__Job__. Transcribe only the stretch of lines that opens with the line containing "Decode this chart: output" and closes with the last line of the listing, skipping pictures.

======== Available data ========

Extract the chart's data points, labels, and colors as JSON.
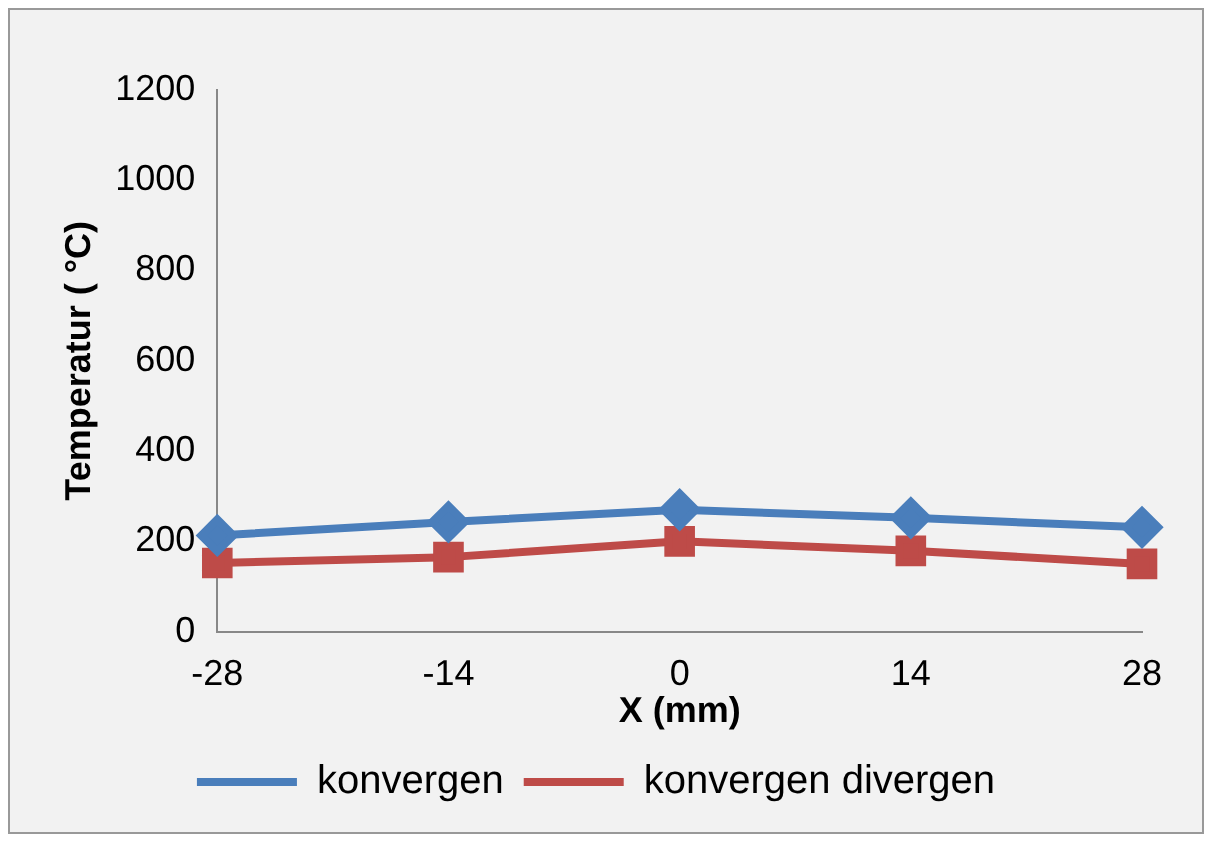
{
  "chart_data": {
    "type": "line",
    "xlabel": "X (mm)",
    "ylabel": "Temperatur ( °C)",
    "categories": [
      "-28",
      "-14",
      "0",
      "14",
      "28"
    ],
    "series": [
      {
        "name": "konvergen",
        "color": "#4a7ebb",
        "marker": "diamond",
        "values": [
          213,
          243,
          270,
          252,
          231
        ]
      },
      {
        "name": "konvergen divergen",
        "color": "#be4b48",
        "marker": "square",
        "values": [
          152,
          165,
          200,
          179,
          150
        ]
      }
    ],
    "ylim": [
      0,
      1200
    ],
    "yticks": [
      0,
      200,
      400,
      600,
      800,
      1000,
      1200
    ],
    "grid": false,
    "legend": "bottom",
    "line_style": "solid"
  }
}
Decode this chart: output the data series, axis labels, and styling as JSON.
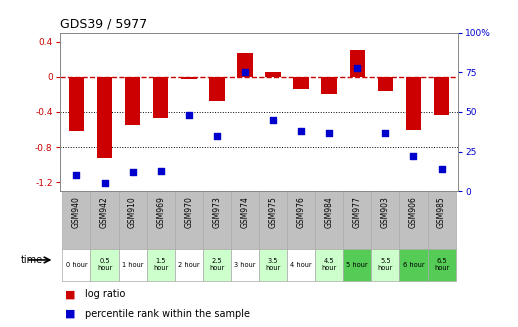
{
  "title": "GDS39 / 5977",
  "samples": [
    "GSM940",
    "GSM942",
    "GSM910",
    "GSM969",
    "GSM970",
    "GSM973",
    "GSM974",
    "GSM975",
    "GSM976",
    "GSM984",
    "GSM977",
    "GSM903",
    "GSM906",
    "GSM985"
  ],
  "time_labels": [
    "0 hour",
    "0.5\nhour",
    "1 hour",
    "1.5\nhour",
    "2 hour",
    "2.5\nhour",
    "3 hour",
    "3.5\nhour",
    "4 hour",
    "4.5\nhour",
    "5 hour",
    "5.5\nhour",
    "6 hour",
    "6.5\nhour"
  ],
  "log_ratio": [
    -0.62,
    -0.92,
    -0.55,
    -0.47,
    -0.03,
    -0.28,
    0.27,
    0.05,
    -0.14,
    -0.2,
    0.3,
    -0.16,
    -0.6,
    -0.43
  ],
  "percentile": [
    10,
    5,
    12,
    13,
    48,
    35,
    75,
    45,
    38,
    37,
    78,
    37,
    22,
    14
  ],
  "ylim_left": [
    -1.3,
    0.5
  ],
  "ylim_right": [
    0,
    100
  ],
  "bar_color": "#cc0000",
  "dot_color": "#0000cc",
  "line_color": "#cc0000",
  "bg_color": "#ffffff",
  "grid_color": "#000000",
  "header_bg": "#c0c0c0",
  "time_bg": [
    "#ffffff",
    "#ccffcc",
    "#ffffff",
    "#ccffcc",
    "#ffffff",
    "#ccffcc",
    "#ffffff",
    "#ccffcc",
    "#ffffff",
    "#ccffcc",
    "#55cc55",
    "#ccffcc",
    "#55cc55",
    "#55cc55"
  ],
  "legend_bar_color": "#cc0000",
  "legend_dot_color": "#0000cc"
}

========

__The solution__.
Decode this chart: output the data series, axis labels, and styling as JSON.
{
  "title": "GDS39 / 5977",
  "samples": [
    "GSM940",
    "GSM942",
    "GSM910",
    "GSM969",
    "GSM970",
    "GSM973",
    "GSM974",
    "GSM975",
    "GSM976",
    "GSM984",
    "GSM977",
    "GSM903",
    "GSM906",
    "GSM985"
  ],
  "time_labels": [
    "0 hour",
    "0.5\nhour",
    "1 hour",
    "1.5\nhour",
    "2 hour",
    "2.5\nhour",
    "3 hour",
    "3.5\nhour",
    "4 hour",
    "4.5\nhour",
    "5 hour",
    "5.5\nhour",
    "6 hour",
    "6.5\nhour"
  ],
  "log_ratio": [
    -0.62,
    -0.92,
    -0.55,
    -0.47,
    -0.03,
    -0.28,
    0.27,
    0.05,
    -0.14,
    -0.2,
    0.3,
    -0.16,
    -0.6,
    -0.43
  ],
  "percentile": [
    10,
    5,
    12,
    13,
    48,
    35,
    75,
    45,
    38,
    37,
    78,
    37,
    22,
    14
  ],
  "ylim_left": [
    -1.3,
    0.5
  ],
  "ylim_right": [
    0,
    100
  ],
  "bar_color": "#cc0000",
  "dot_color": "#0000cc",
  "line_color": "#cc0000",
  "bg_color": "#ffffff",
  "grid_color": "#000000",
  "header_bg": "#c0c0c0",
  "time_bg": [
    "#ffffff",
    "#ccffcc",
    "#ffffff",
    "#ccffcc",
    "#ffffff",
    "#ccffcc",
    "#ffffff",
    "#ccffcc",
    "#ffffff",
    "#ccffcc",
    "#55cc55",
    "#ccffcc",
    "#55cc55",
    "#55cc55"
  ],
  "legend_bar_color": "#cc0000",
  "legend_dot_color": "#0000cc"
}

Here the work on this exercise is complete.